▸ To be done
Repeat the entire listing exactly as written.

Data entries:
--
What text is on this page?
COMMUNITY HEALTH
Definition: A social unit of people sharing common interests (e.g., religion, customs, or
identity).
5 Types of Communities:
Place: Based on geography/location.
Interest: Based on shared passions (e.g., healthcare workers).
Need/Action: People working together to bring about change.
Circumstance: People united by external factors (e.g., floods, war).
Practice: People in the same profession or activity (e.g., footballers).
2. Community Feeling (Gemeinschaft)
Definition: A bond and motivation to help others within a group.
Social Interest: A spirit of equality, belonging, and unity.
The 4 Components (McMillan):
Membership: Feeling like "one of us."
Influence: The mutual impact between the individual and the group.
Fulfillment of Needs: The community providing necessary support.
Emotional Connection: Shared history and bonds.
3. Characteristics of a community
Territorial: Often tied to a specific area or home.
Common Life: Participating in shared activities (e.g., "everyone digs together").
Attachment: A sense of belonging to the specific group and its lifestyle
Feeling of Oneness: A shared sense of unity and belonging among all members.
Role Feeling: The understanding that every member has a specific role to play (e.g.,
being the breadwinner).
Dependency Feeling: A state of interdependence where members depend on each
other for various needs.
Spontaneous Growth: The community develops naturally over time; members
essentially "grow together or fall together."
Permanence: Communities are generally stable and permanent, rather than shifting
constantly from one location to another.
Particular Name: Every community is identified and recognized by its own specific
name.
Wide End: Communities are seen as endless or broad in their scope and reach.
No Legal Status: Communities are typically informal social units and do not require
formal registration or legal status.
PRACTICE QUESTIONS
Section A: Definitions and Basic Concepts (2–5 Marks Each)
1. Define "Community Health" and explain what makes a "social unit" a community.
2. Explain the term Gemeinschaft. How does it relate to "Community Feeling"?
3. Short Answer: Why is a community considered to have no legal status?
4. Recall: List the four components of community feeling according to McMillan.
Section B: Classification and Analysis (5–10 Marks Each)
--
▸ Task result
What text is on this page?
COMMUNITY HEALTH
Definition: A social unit of people sharing common interests (e.g., religion, customs, or
identity).
5 Types of Communities:
Place: Based on geography/location.
Interest: Based on shared passions (e.g., healthcare workers).
Need/Action: People working together to bring about change.
Circumstance: People united by external factors (e.g., floods, war).
Practice: People in the same profession or activity (e.g., footballers).
2. Community Feeling (Gemeinschaft)
Definition: A bond and motivation to help others within a group.
Social Interest: A spirit of equality, belonging, and unity.
The 4 Components (McMillan):
Membership: Feeling like "one of us."
Influence: The mutual impact between the individual and the group.
Fulfillment of Needs: The community providing necessary support.
Emotional Connection: Shared history and bonds.
3. Characteristics of a community
Territorial: Often tied to a specific area or home.
Common Life: Participating in shared activities (e.g., "everyone digs together").
Attachment: A sense of belonging to the specific group and its lifestyle
Feeling of Oneness: A shared sense of unity and belonging among all members.
Role Feeling: The understanding that every member has a specific role to play (e.g.,
being the breadwinner).
Dependency Feeling: A state of interdependence where members depend on each
other for various needs.
Spontaneous Growth: The community develops naturally over time; members
essentially "grow together or fall together."
Permanence: Communities are generally stable and permanent, rather than shifting
constantly from one location to another.
Particular Name: Every community is identified and recognized by its own specific
name.
Wide End: Communities are seen as endless or broad in their scope and reach.
No Legal Status: Communities are typically informal social units and do not require
formal registration or legal status.
PRACTICE QUESTIONS
Section A: Definitions and Basic Concepts (2–5 Marks Each)
1. Define "Community Health" and explain what makes a "social unit" a community.
2. Explain the term Gemeinschaft. How does it relate to "Community Feeling"?
3. Short Answer: Why is a community considered to have no legal status?
4. Recall: List the four components of community feeling according to McMillan.
Section B: Classification and Analysis (5–10 Marks Each)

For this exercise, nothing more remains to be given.